▶ **Source**:

+-------+

All of lore.kernel.org
 help / color / mirror / Atom feed
From: David Hildenbrand <david@redhat.com>
To: Oscar Salvador <osalvador@suse.de>,
	Andrew Morton <akpm@linux-foundation.org>
Cc: Michal Hocko <mhocko@kernel.org>,
	Wei Yang <richard.weiyang@gmail.com>,
	Miaohe Lin <linmiaohe@huawei.com>,
	linux-mm@kvack.org, linux-kernel@vger.kernel.org
Subject: Re: [PATCH 2/3] mm/memory_hotplug: Reset node's state when empty during offline
Date: Thu, 28 Apr 2022 14:30:20 +0200	[thread overview]
Message-ID: <0d2853f6-66e5-251a-2d9e-c229f0ebcd5e@redhat.com> (raw)
In-Reply-To: <20220307150725.6810-3-osalvador@suse.de>

On 07.03.22 16:07, Oscar Salvador wrote:
> All possible nodes are now pre-allocated at boot time by free_area_init()->
> free_area_init_node(), and those which are to be hot-plugged are initialized
> later on by hotadd_init_pgdat()->free_area_init_core_hotplug() when they
> become online.
> 
> free_area_init_core_hotplug() calls pgdat_init_internals() and
> zone_init_internals() to initialize some internal data structures
> and zeroes a few pgdat fields.
> 
> But we do already call pgdat_init_internals() and zone_init_internals()

+-------+

▶ **Challenge 1**:
Using the email above, answer these questions:
(a) Who sent the email?
(b) Which two functions does free_area_init_core_hotplug() call?
(c) On what date did Oscar Salvador write the message being quoted?
▶ **Challenge 2**:
Decide whether each statement agrees with the email, and back each yes or no with a quote from the email:
(a) Michal Hocko is listed in the "To" field.
(b) All possible nodes are pre-allocated at boot time.
(c) The subject line refers to the third patch of three.

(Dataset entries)

+-------+

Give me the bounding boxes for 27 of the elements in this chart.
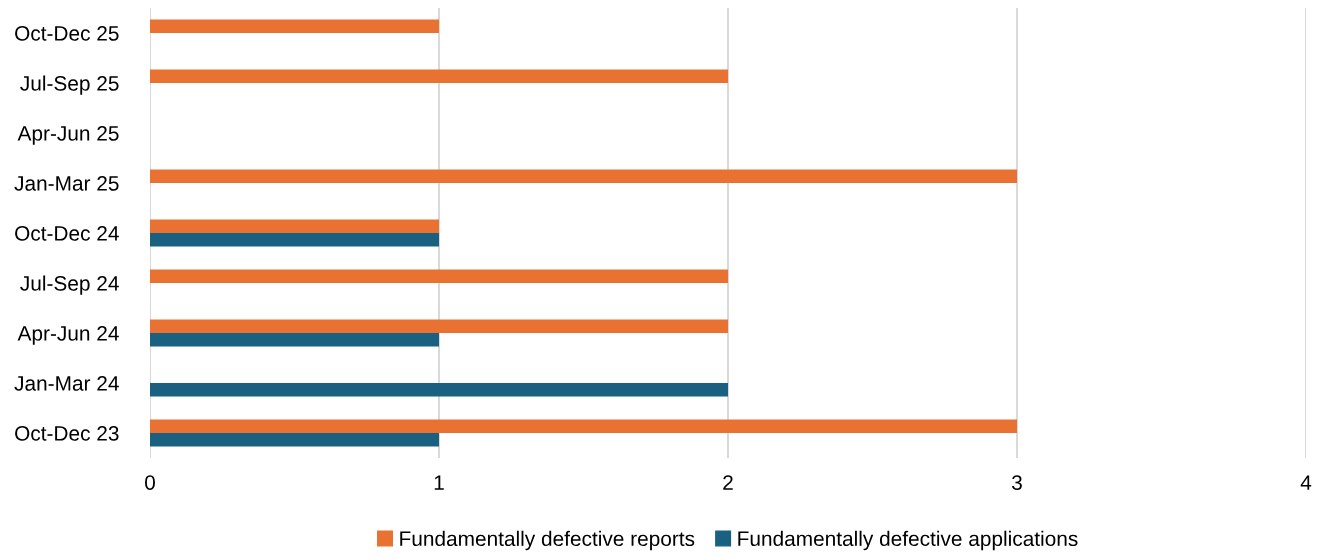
- y-tick-label: Jul-Sep 25: [20, 75, 119, 95]
- bar: [150, 19, 439, 33]
- bar: [150, 419, 1017, 433]
- y-tick-label: Jan-Mar 24: [14, 376, 119, 391]
- bar: [150, 433, 439, 447]
- bar: [150, 333, 439, 347]
- legend-label: Fundamentally defective reports: [400, 530, 695, 551]
- y-tick-label: Oct-Dec 23: [15, 426, 119, 441]
- bar: [150, 319, 728, 333]
- x-tick-label: 3: [1012, 475, 1022, 490]
- y-tick-label: Oct-Dec 24: [15, 226, 119, 241]
- bar: [150, 383, 728, 397]
- x-tick-label: 2: [723, 475, 733, 490]
- y-tick-label: Jan-Mar 25: [14, 176, 119, 191]
- bar: [150, 219, 439, 233]
- y-tick-label: Jul-Sep 24: [20, 275, 119, 295]
- legend-label: Fundamentally defective applications: [738, 530, 1078, 551]
- y-tick-label: Apr-Jun 24: [17, 326, 119, 345]
- y-tick-label: Apr-Jun 25: [17, 126, 119, 145]
- bar: [150, 69, 728, 83]
- bar: [150, 233, 439, 247]
- bar: [150, 269, 728, 283]
- y-tick-label: Oct-Dec 25: [15, 26, 119, 41]
- bar: [150, 169, 1017, 183]
- x-tick-label: 0: [145, 475, 155, 490]
- x-tick-label: 1: [434, 475, 444, 490]
- x-tick-label: 4: [1300, 475, 1312, 490]
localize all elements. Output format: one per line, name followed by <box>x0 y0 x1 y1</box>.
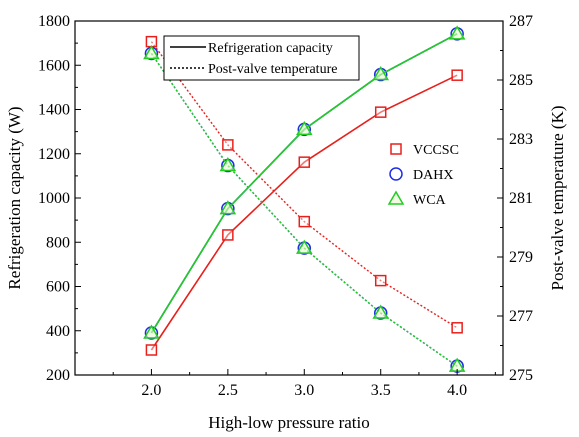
vccsc-temperature-point <box>222 139 234 151</box>
vccsc-temperature-line <box>150 41 458 329</box>
x-tick-label: 2.5 <box>218 382 238 399</box>
legend-dahx-label: DAHX <box>413 168 453 183</box>
wca-temperature-point <box>295 239 313 254</box>
wca-capacity-point <box>143 324 160 339</box>
wca-temperature-point <box>143 44 160 60</box>
legend-circle-marker <box>389 167 403 181</box>
y-left-tick-label: 1800 <box>38 13 70 30</box>
y-right-tick-label: 287 <box>509 13 533 30</box>
y-right-tick-label: 285 <box>509 72 533 89</box>
vccsc-capacity-point <box>374 106 387 118</box>
vccsc-capacity-point <box>298 156 311 168</box>
legend-temperature-label: Post-valve temperature <box>208 62 337 77</box>
vccsc-capacity-point <box>451 69 463 81</box>
legend-wca-label: WCA <box>413 193 447 208</box>
y-left-tick-label: 800 <box>46 234 70 251</box>
x-tick-label: 2.0 <box>141 382 161 399</box>
y-right-tick-label: 275 <box>509 367 533 384</box>
y-left-tick-label: 1200 <box>38 146 70 163</box>
legend-square-marker <box>390 143 402 155</box>
y-left-tick-label: 1000 <box>38 190 70 207</box>
vccsc-temperature-point <box>374 274 387 287</box>
y-left-tick-label: 200 <box>46 367 70 384</box>
vccsc-capacity-point <box>222 229 234 241</box>
wca-temperature-line <box>150 53 458 367</box>
line-style-legend: Refrigeration capacity Post-valve temper… <box>163 35 360 81</box>
line-style-legend-box <box>163 35 360 81</box>
vccsc-temperature-point <box>451 322 463 334</box>
legend-vccsc-label: VCCSC <box>413 143 459 158</box>
y-left-tick-label: 1400 <box>38 102 70 119</box>
y-left-tick-label: 600 <box>46 279 70 296</box>
y-right-tick-label: 277 <box>509 308 533 325</box>
y-left-tick-label: 400 <box>46 323 70 340</box>
y-left-tick-label: 1600 <box>38 57 70 74</box>
x-tick-label: 3.5 <box>371 382 391 399</box>
x-tick-label: 3.0 <box>294 382 314 399</box>
dahx-temperature-line <box>150 53 458 367</box>
wca-capacity-point <box>372 66 390 81</box>
vccsc-capacity-point <box>145 344 158 356</box>
y-right-tick-label: 283 <box>509 131 533 148</box>
vccsc-temperature-point <box>298 215 311 228</box>
x-tick-label: 4.0 <box>447 382 467 399</box>
axes: 2.0 2.5 3.0 3.5 4.0 200 400 600 800 1000 1200 1400 1… <box>38 13 533 399</box>
wca-temperature-point <box>219 157 237 172</box>
series-legend: VCCSC DAHX WCA <box>387 143 459 208</box>
y-axis-left-title: Refrigeration capacity (W) <box>5 106 24 289</box>
plot-content <box>143 25 466 373</box>
wca-capacity-point <box>295 120 313 136</box>
y-axis-right-title: Post-valve temperature (K) <box>548 105 567 290</box>
y-right-tick-label: 281 <box>509 190 533 207</box>
legend-triangle-marker <box>387 190 405 205</box>
wca-temperature-point <box>372 304 390 319</box>
vccsc-capacity-line <box>150 74 458 351</box>
legend-capacity-label: Refrigeration capacity <box>208 41 333 56</box>
y-right-tick-label: 279 <box>509 249 533 266</box>
wca-capacity-point <box>448 25 466 40</box>
wca-capacity-point <box>219 200 237 215</box>
x-axis-title: High-low pressure ratio <box>208 413 369 432</box>
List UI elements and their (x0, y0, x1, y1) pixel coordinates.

+-------+

▶ **Expected answer 1**:
(a) David Hildenbrand
(b) pgdat_init_internals() and zone_init_internals()
(c) 07.03.22

▶ **Expected answer 2**:
(a) No: "Cc: Michal Hocko <mhocko@kernel.org>,"
(b) Yes: "All possible nodes are now pre-allocated at boot time"
(c) No: "[PATCH 2/3] mm/memory_hotplug: Reset node's state when empty during offline"